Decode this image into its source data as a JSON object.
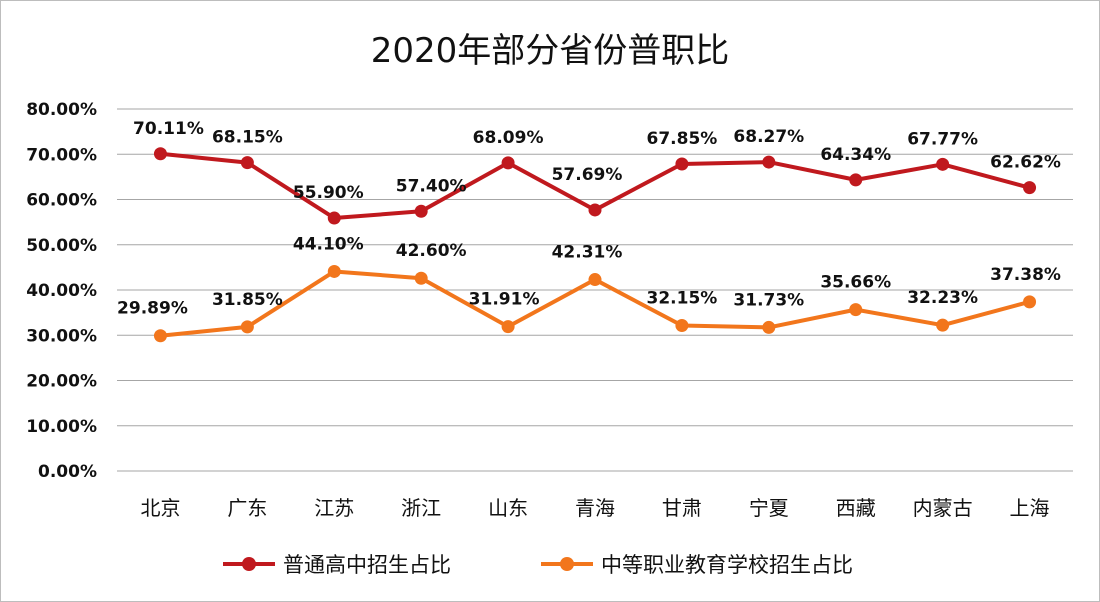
{
  "chart_data": {
    "type": "line",
    "title": "2020年部分省份普职比",
    "categories": [
      "北京",
      "广东",
      "江苏",
      "浙江",
      "山东",
      "青海",
      "甘肃",
      "宁夏",
      "西藏",
      "内蒙古",
      "上海"
    ],
    "series": [
      {
        "name": "普通高中招生占比",
        "color": "#c0191e",
        "values": [
          70.11,
          68.15,
          55.9,
          57.4,
          68.09,
          57.69,
          67.85,
          68.27,
          64.34,
          67.77,
          62.62
        ],
        "labels": [
          "70.11%",
          "68.15%",
          "55.90%",
          "57.40%",
          "68.09%",
          "57.69%",
          "67.85%",
          "68.27%",
          "64.34%",
          "67.77%",
          "62.62%"
        ]
      },
      {
        "name": "中等职业教育学校招生占比",
        "color": "#f2761c",
        "values": [
          29.89,
          31.85,
          44.1,
          42.6,
          31.91,
          42.31,
          32.15,
          31.73,
          35.66,
          32.23,
          37.38
        ],
        "labels": [
          "29.89%",
          "31.85%",
          "44.10%",
          "42.60%",
          "31.91%",
          "42.31%",
          "32.15%",
          "31.73%",
          "35.66%",
          "32.23%",
          "37.38%"
        ]
      }
    ],
    "y_ticks": [
      "0.00%",
      "10.00%",
      "20.00%",
      "30.00%",
      "40.00%",
      "50.00%",
      "60.00%",
      "70.00%",
      "80.00%"
    ],
    "ylim": [
      0,
      80
    ],
    "grid": true,
    "legend_position": "bottom"
  }
}
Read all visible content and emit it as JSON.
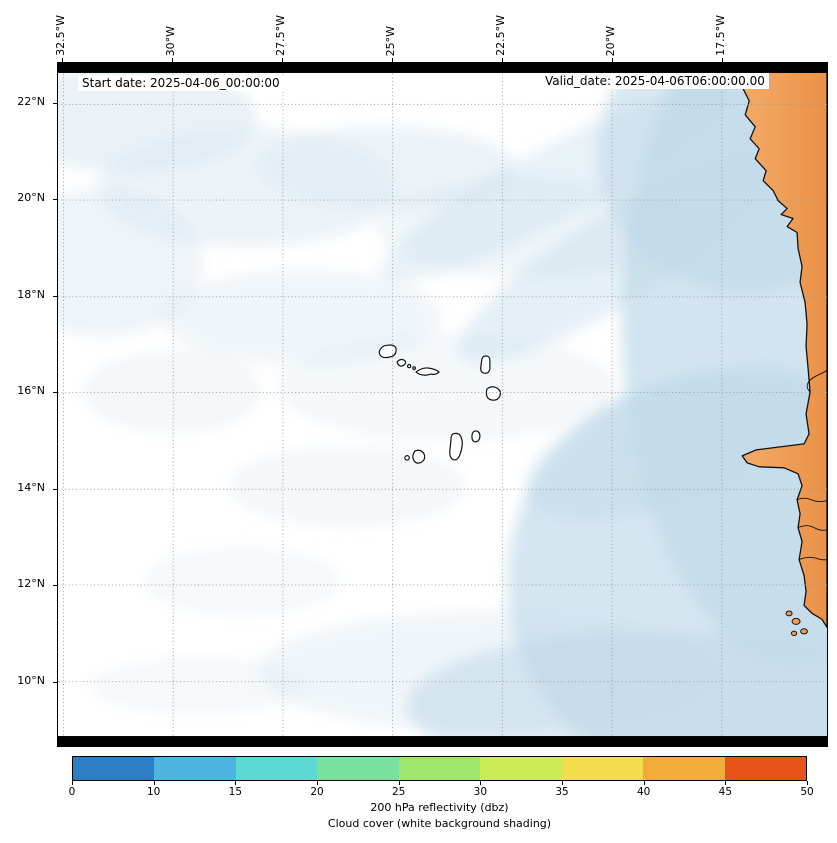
{
  "annotations": {
    "start_date": "Start date: 2025-04-06_00:00:00",
    "valid_date": "Valid_date: 2025-04-06T06:00:00.00"
  },
  "axes": {
    "lon_ticks": [
      "32.5°W",
      "30°W",
      "27.5°W",
      "25°W",
      "22.5°W",
      "20°W",
      "17.5°W"
    ],
    "lat_ticks": [
      "22°N",
      "20°N",
      "18°N",
      "16°N",
      "14°N",
      "12°N",
      "10°N"
    ]
  },
  "colorbar": {
    "tick_labels": [
      "0",
      "10",
      "15",
      "20",
      "25",
      "30",
      "35",
      "40",
      "45",
      "50"
    ],
    "segment_colors": [
      "#2b7fc2",
      "#4fb3e0",
      "#5cd9d3",
      "#79e0a0",
      "#9de56c",
      "#ccec57",
      "#f3dd4e",
      "#f3ac3a",
      "#e8531a"
    ],
    "label_line1": "200 hPa reflectivity (dbz)",
    "label_line2": "Cloud cover (white background shading)"
  },
  "colors": {
    "land": "#efA05c",
    "land_edge": "#e8914a",
    "cloud_light": "#d9e7f1",
    "cloud_medium": "#bfd9e9",
    "coastline": "#111111",
    "gridline": "#999999"
  },
  "chart_data": {
    "type": "heatmap",
    "title": "",
    "description": "Meteorological model output map over the eastern tropical Atlantic showing cloud cover as pale blue/white shading, the Cape Verde archipelago outlined in black, and the orange West African coastline (Mauritania/Senegal) on the right.",
    "x_axis": {
      "label": "",
      "ticks": [
        "32.5°W",
        "30°W",
        "27.5°W",
        "25°W",
        "22.5°W",
        "20°W",
        "17.5°W"
      ],
      "range_deg_west": [
        32.6,
        15.1
      ]
    },
    "y_axis": {
      "label": "",
      "ticks": [
        "22°N",
        "20°N",
        "18°N",
        "16°N",
        "14°N",
        "12°N",
        "10°N"
      ],
      "range_deg_north": [
        8.7,
        22.9
      ]
    },
    "colorbar": {
      "label": "200 hPa reflectivity (dbz)",
      "boundaries": [
        0,
        10,
        15,
        20,
        25,
        30,
        35,
        40,
        45,
        50
      ]
    },
    "grid": "dotted",
    "annotations": [
      "Start date: 2025-04-06_00:00:00",
      "Valid_date: 2025-04-06T06:00:00.00"
    ],
    "subtitle": "Cloud cover (white background shading)"
  }
}
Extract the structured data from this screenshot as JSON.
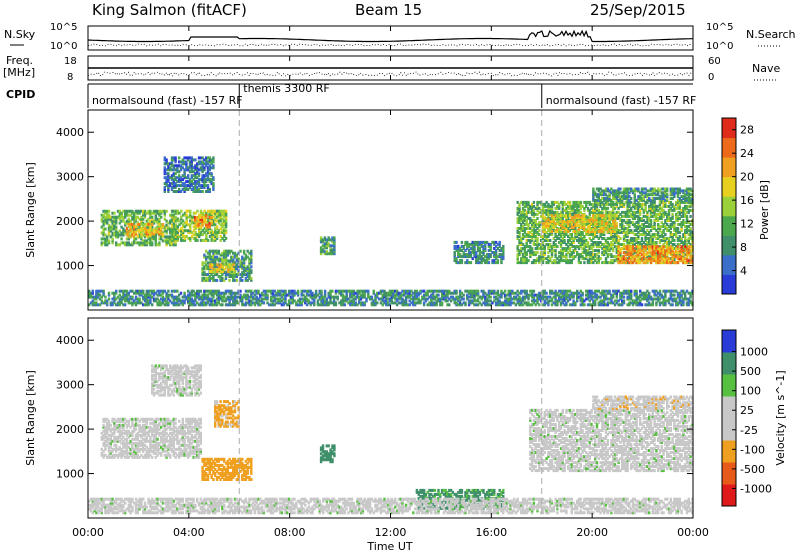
{
  "header": {
    "station": "King Salmon (fitACF)",
    "beam": "Beam 15",
    "date": "25/Sep/2015"
  },
  "strips": {
    "nsky": {
      "label": "N.Sky",
      "ticks_left": [
        "10^5",
        "10^0"
      ],
      "right_label": "N.Search",
      "ticks_right": [
        "10^5",
        "10^0"
      ]
    },
    "freq": {
      "label_line1": "Freq.",
      "label_line2": "[MHz]",
      "ticks_left": [
        "18",
        "8"
      ],
      "right_label": "Nave",
      "ticks_right": [
        "60",
        "0"
      ]
    },
    "cpid": {
      "label": "CPID",
      "segments": [
        {
          "label": "normalsound (fast) -157 RF",
          "start_hour": 0
        },
        {
          "label": "themis 3300 RF",
          "start_hour": 6
        },
        {
          "label": "normalsound (fast) -157 RF",
          "start_hour": 18
        }
      ]
    }
  },
  "xaxis": {
    "label": "Time UT",
    "ticks": [
      "00:00",
      "04:00",
      "08:00",
      "12:00",
      "16:00",
      "20:00",
      "00:00"
    ],
    "range_hours": [
      0,
      24
    ]
  },
  "colors": {
    "power": [
      "#2a3cd8",
      "#3a6ec8",
      "#3f8f6a",
      "#4ca84c",
      "#9ad03a",
      "#e8d020",
      "#f0a020",
      "#ec6a1a",
      "#e02a1a"
    ],
    "velocity": [
      "#e01a1a",
      "#e85a1a",
      "#f0a020",
      "#c8c8c8",
      "#c8c8c8",
      "#58c040",
      "#3f8f6a",
      "#2a3cd8"
    ]
  },
  "chart_data": [
    {
      "type": "heatmap",
      "panel": "power",
      "ylabel": "Slant Range [km]",
      "ylim": [
        0,
        4500
      ],
      "yticks": [
        "1000",
        "2000",
        "3000",
        "4000"
      ],
      "xlabel": "Time UT",
      "xlim_hours": [
        0,
        24
      ],
      "colorbar": {
        "label": "Power [dB]",
        "ticks": [
          "4",
          "8",
          "12",
          "16",
          "20",
          "24",
          "28"
        ],
        "range": [
          0,
          30
        ]
      },
      "regions": [
        {
          "t0": 0.5,
          "t1": 3.5,
          "r0": 1500,
          "r1": 2300,
          "value": 12
        },
        {
          "t0": 1.5,
          "t1": 3.0,
          "r0": 1700,
          "r1": 2000,
          "value": 20
        },
        {
          "t0": 3.3,
          "t1": 5.5,
          "r0": 1600,
          "r1": 2300,
          "value": 14
        },
        {
          "t0": 4.2,
          "t1": 5.0,
          "r0": 1900,
          "r1": 2200,
          "value": 22
        },
        {
          "t0": 4.5,
          "t1": 6.5,
          "r0": 700,
          "r1": 1400,
          "value": 10
        },
        {
          "t0": 4.8,
          "t1": 5.8,
          "r0": 900,
          "r1": 1100,
          "value": 18
        },
        {
          "t0": 3.0,
          "t1": 5.0,
          "r0": 2700,
          "r1": 3500,
          "value": 6
        },
        {
          "t0": 9.2,
          "t1": 9.8,
          "r0": 1300,
          "r1": 1700,
          "value": 10
        },
        {
          "t0": 14.5,
          "t1": 16.5,
          "r0": 1100,
          "r1": 1600,
          "value": 8
        },
        {
          "t0": 17.0,
          "t1": 24.0,
          "r0": 1100,
          "r1": 2500,
          "value": 12
        },
        {
          "t0": 18.0,
          "t1": 21.0,
          "r0": 1800,
          "r1": 2200,
          "value": 18
        },
        {
          "t0": 21.0,
          "t1": 24.0,
          "r0": 1100,
          "r1": 1500,
          "value": 22
        },
        {
          "t0": 20.0,
          "t1": 24.0,
          "r0": 2500,
          "r1": 2800,
          "value": 10
        },
        {
          "t0": 0.0,
          "t1": 24.0,
          "r0": 150,
          "r1": 500,
          "value": 8
        }
      ]
    },
    {
      "type": "heatmap",
      "panel": "velocity",
      "ylabel": "Slant Range [km]",
      "ylim": [
        0,
        4500
      ],
      "yticks": [
        "1000",
        "2000",
        "3000",
        "4000"
      ],
      "xlabel": "Time UT",
      "xlim_hours": [
        0,
        24
      ],
      "colorbar": {
        "label": "Velocity [m s^-1]",
        "ticks": [
          "-1000",
          "-500",
          "-100",
          "-25",
          "25",
          "100",
          "500",
          "1000"
        ]
      },
      "regions": [
        {
          "t0": 0.5,
          "t1": 4.5,
          "r0": 1400,
          "r1": 2300,
          "value": 0
        },
        {
          "t0": 4.5,
          "t1": 6.5,
          "r0": 900,
          "r1": 1400,
          "value": -150
        },
        {
          "t0": 5.0,
          "t1": 6.0,
          "r0": 2100,
          "r1": 2700,
          "value": -120
        },
        {
          "t0": 2.5,
          "t1": 4.5,
          "r0": 2800,
          "r1": 3500,
          "value": 0
        },
        {
          "t0": 9.2,
          "t1": 9.8,
          "r0": 1300,
          "r1": 1700,
          "value": 150
        },
        {
          "t0": 17.5,
          "t1": 24.0,
          "r0": 1100,
          "r1": 2500,
          "value": 0
        },
        {
          "t0": 20.0,
          "t1": 24.0,
          "r0": 2500,
          "r1": 2800,
          "value": -80
        },
        {
          "t0": 13.0,
          "t1": 16.5,
          "r0": 250,
          "r1": 700,
          "value": 120
        },
        {
          "t0": 0.0,
          "t1": 24.0,
          "r0": 150,
          "r1": 500,
          "value": 0
        }
      ]
    }
  ]
}
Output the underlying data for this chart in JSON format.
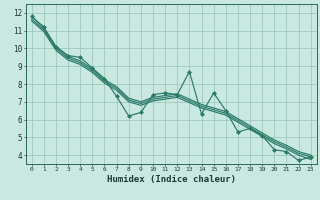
{
  "title": "",
  "xlabel": "Humidex (Indice chaleur)",
  "ylabel": "",
  "bg_color": "#c8e8e0",
  "grid_color": "#9ec8c0",
  "line_color": "#2a7a6a",
  "xlim": [
    -0.5,
    23.5
  ],
  "ylim": [
    3.5,
    12.5
  ],
  "xticks": [
    0,
    1,
    2,
    3,
    4,
    5,
    6,
    7,
    8,
    9,
    10,
    11,
    12,
    13,
    14,
    15,
    16,
    17,
    18,
    19,
    20,
    21,
    22,
    23
  ],
  "yticks": [
    4,
    5,
    6,
    7,
    8,
    9,
    10,
    11,
    12
  ],
  "series_jagged": [
    11.8,
    11.2,
    10.1,
    9.6,
    9.5,
    8.9,
    8.3,
    7.3,
    6.2,
    6.4,
    7.4,
    7.5,
    7.4,
    8.7,
    6.3,
    7.5,
    6.5,
    5.3,
    5.5,
    5.1,
    4.3,
    4.2,
    3.7,
    3.9
  ],
  "series_smooth": [
    [
      11.8,
      11.15,
      10.1,
      9.55,
      9.3,
      8.85,
      8.25,
      7.85,
      7.2,
      7.0,
      7.25,
      7.35,
      7.45,
      7.15,
      6.85,
      6.65,
      6.45,
      6.05,
      5.65,
      5.25,
      4.85,
      4.55,
      4.2,
      4.0
    ],
    [
      11.65,
      11.05,
      10.0,
      9.45,
      9.2,
      8.75,
      8.15,
      7.75,
      7.1,
      6.9,
      7.15,
      7.25,
      7.35,
      7.05,
      6.75,
      6.55,
      6.35,
      5.95,
      5.55,
      5.15,
      4.75,
      4.45,
      4.1,
      3.9
    ],
    [
      11.55,
      10.95,
      9.9,
      9.35,
      9.1,
      8.65,
      8.05,
      7.65,
      7.0,
      6.8,
      7.05,
      7.15,
      7.25,
      6.95,
      6.65,
      6.45,
      6.25,
      5.85,
      5.45,
      5.05,
      4.65,
      4.35,
      4.0,
      3.75
    ]
  ]
}
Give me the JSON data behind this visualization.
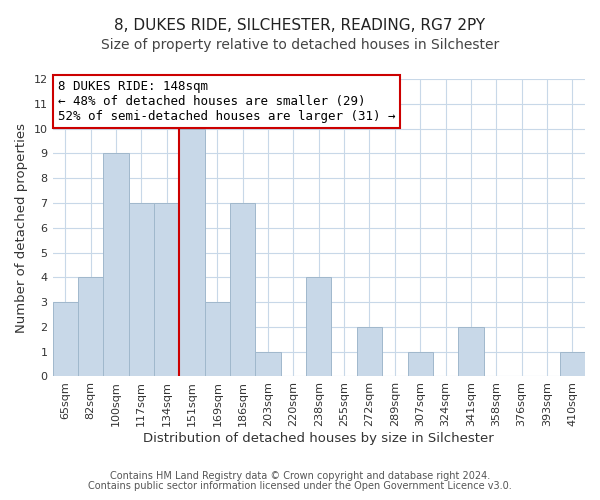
{
  "title": "8, DUKES RIDE, SILCHESTER, READING, RG7 2PY",
  "subtitle": "Size of property relative to detached houses in Silchester",
  "xlabel": "Distribution of detached houses by size in Silchester",
  "ylabel": "Number of detached properties",
  "bin_labels": [
    "65sqm",
    "82sqm",
    "100sqm",
    "117sqm",
    "134sqm",
    "151sqm",
    "169sqm",
    "186sqm",
    "203sqm",
    "220sqm",
    "238sqm",
    "255sqm",
    "272sqm",
    "289sqm",
    "307sqm",
    "324sqm",
    "341sqm",
    "358sqm",
    "376sqm",
    "393sqm",
    "410sqm"
  ],
  "bar_heights": [
    3,
    4,
    9,
    7,
    7,
    10,
    3,
    7,
    1,
    0,
    4,
    0,
    2,
    0,
    1,
    0,
    2,
    0,
    0,
    0,
    1
  ],
  "bar_color": "#c8d8e8",
  "bar_edge_color": "#a0b8cc",
  "highlight_index": 5,
  "highlight_line_color": "#cc0000",
  "annotation_title": "8 DUKES RIDE: 148sqm",
  "annotation_line1": "← 48% of detached houses are smaller (29)",
  "annotation_line2": "52% of semi-detached houses are larger (31) →",
  "annotation_box_color": "#ffffff",
  "annotation_box_edge_color": "#cc0000",
  "ylim": [
    0,
    12
  ],
  "yticks": [
    0,
    1,
    2,
    3,
    4,
    5,
    6,
    7,
    8,
    9,
    10,
    11,
    12
  ],
  "footnote1": "Contains HM Land Registry data © Crown copyright and database right 2024.",
  "footnote2": "Contains public sector information licensed under the Open Government Licence v3.0.",
  "background_color": "#ffffff",
  "grid_color": "#c8d8e8",
  "title_fontsize": 11,
  "subtitle_fontsize": 10,
  "axis_label_fontsize": 9.5,
  "tick_fontsize": 8,
  "annotation_fontsize": 9,
  "footnote_fontsize": 7
}
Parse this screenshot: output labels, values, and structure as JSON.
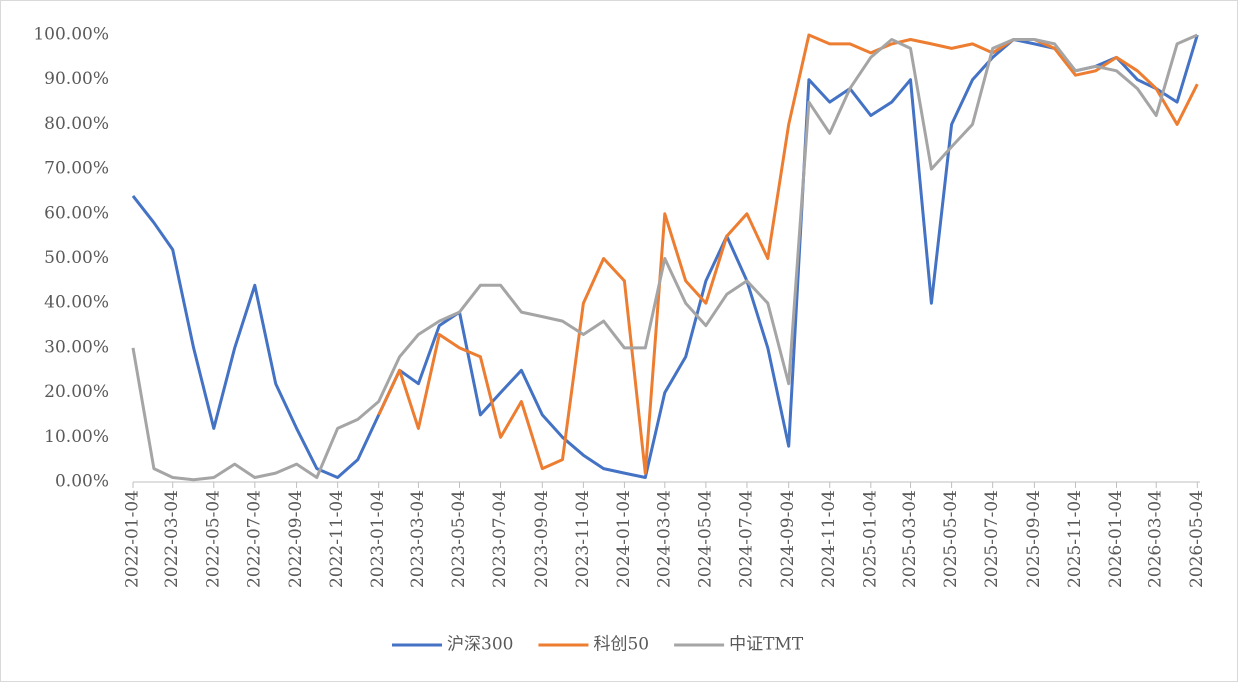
☆ ☆ ☆ ☆
DIRECTIONS - Copy out all lines from the material above that contain the string "ylabel".

RESULT OF THE EXERCISE -
      "ylabel": "Slant Range [km]",
      "ylabel": "Slant Range [km]",
  "ylabel": "",
  "ylabel": "Number of detached properties",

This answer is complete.